STATED TASK: Pick out the lines containing "некоммерческим".

Dataset entries:
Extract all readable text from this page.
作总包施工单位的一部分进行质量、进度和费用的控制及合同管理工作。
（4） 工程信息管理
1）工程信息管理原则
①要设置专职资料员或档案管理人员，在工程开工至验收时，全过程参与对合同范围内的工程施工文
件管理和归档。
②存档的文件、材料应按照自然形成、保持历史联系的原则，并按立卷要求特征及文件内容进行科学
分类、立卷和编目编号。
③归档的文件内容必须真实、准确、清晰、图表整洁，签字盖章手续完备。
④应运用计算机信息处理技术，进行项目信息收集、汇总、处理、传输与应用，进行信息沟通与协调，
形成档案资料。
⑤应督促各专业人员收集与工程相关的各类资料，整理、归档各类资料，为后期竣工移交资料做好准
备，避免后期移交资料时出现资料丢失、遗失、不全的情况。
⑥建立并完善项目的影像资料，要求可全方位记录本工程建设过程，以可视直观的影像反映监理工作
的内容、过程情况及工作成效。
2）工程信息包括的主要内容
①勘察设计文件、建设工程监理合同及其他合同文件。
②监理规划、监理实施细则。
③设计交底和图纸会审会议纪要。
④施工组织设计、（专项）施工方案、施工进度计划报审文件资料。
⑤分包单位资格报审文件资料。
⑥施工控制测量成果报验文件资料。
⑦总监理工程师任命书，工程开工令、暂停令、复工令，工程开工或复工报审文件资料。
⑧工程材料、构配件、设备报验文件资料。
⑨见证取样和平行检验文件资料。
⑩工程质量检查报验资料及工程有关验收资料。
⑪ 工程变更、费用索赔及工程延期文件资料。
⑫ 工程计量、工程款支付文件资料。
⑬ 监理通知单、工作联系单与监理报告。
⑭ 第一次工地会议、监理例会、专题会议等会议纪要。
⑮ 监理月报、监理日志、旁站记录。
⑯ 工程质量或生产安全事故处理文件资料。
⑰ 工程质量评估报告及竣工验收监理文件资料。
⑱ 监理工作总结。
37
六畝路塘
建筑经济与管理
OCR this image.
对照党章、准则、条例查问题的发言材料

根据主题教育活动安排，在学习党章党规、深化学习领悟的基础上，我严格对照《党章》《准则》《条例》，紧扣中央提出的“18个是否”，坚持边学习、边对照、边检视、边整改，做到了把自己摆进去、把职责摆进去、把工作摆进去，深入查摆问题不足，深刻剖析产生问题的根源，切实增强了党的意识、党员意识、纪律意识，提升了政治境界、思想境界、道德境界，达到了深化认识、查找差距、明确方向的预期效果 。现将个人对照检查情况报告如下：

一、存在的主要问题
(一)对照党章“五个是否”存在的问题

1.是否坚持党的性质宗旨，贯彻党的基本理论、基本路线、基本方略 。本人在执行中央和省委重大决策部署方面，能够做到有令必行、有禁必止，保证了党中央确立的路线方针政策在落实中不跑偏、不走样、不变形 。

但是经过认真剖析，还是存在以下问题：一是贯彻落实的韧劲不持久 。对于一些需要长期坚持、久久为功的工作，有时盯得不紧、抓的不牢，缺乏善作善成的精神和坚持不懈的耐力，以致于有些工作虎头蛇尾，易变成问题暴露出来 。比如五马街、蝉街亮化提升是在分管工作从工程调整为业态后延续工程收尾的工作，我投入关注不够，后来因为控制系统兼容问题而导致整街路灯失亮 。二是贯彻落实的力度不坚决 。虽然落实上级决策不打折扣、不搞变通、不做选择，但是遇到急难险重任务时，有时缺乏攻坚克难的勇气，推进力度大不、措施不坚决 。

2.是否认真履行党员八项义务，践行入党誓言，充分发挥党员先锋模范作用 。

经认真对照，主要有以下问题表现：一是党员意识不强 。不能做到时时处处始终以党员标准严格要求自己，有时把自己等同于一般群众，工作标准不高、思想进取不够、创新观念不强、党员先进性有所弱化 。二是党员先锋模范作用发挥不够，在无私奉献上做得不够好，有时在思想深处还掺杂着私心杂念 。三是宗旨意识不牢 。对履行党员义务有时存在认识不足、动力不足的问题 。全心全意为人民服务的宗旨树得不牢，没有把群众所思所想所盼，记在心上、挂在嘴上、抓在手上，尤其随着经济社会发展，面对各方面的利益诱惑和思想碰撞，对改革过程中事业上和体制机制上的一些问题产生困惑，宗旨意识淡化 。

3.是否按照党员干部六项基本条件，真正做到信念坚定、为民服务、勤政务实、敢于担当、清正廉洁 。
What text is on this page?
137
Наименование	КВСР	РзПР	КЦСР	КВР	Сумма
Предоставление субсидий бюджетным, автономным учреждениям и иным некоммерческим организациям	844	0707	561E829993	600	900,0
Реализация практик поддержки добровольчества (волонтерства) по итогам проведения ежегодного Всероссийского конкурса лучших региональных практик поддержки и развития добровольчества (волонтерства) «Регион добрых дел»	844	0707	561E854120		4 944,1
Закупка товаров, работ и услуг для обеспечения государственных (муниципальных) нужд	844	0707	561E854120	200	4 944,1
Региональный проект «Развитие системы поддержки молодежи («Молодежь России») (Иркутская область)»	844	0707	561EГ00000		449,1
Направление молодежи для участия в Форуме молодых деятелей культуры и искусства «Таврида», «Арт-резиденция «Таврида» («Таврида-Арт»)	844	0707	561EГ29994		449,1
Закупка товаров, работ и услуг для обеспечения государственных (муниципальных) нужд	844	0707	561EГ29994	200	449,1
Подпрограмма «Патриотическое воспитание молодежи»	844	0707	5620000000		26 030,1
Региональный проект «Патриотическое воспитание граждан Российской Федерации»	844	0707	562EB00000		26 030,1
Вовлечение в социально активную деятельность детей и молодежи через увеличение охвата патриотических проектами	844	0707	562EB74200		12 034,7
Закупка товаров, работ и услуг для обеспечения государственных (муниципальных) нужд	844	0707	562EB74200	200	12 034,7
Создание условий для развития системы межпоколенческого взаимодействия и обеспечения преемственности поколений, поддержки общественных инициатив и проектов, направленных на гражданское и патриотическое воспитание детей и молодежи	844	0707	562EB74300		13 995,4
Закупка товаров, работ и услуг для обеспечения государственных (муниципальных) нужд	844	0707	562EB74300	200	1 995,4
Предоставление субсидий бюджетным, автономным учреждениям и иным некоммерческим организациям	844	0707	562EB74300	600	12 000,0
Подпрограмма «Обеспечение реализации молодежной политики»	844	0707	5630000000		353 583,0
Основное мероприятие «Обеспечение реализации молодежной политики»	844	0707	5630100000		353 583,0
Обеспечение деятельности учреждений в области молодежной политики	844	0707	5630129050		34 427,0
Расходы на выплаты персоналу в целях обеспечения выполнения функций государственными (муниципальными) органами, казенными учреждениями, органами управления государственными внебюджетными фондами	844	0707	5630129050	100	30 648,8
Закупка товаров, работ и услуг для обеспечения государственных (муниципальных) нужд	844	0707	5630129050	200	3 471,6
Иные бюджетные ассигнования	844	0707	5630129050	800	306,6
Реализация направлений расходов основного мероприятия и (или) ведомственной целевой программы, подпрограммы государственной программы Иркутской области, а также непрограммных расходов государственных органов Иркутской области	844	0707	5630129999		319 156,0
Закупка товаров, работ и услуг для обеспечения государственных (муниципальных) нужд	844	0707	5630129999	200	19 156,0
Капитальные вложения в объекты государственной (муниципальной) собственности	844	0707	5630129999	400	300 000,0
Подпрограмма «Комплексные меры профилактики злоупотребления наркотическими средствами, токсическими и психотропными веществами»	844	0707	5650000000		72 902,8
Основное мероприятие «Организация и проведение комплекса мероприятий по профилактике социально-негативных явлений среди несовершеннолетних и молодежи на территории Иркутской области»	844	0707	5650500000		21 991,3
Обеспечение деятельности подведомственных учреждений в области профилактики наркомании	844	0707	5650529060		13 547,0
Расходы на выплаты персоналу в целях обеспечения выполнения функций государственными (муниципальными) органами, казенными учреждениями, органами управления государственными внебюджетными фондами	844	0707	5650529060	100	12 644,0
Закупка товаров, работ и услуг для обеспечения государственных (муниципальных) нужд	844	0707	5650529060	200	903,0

RESPONSE BELOW:
Предоставление субсидий бюджетным, автономным учреждениям и иным некоммерческим организациям	844	0707	561E829993	600	900,0
Предоставление субсидий бюджетным, автономным учреждениям и иным некоммерческим организациям	844	0707	562EB74300	600	12 000,0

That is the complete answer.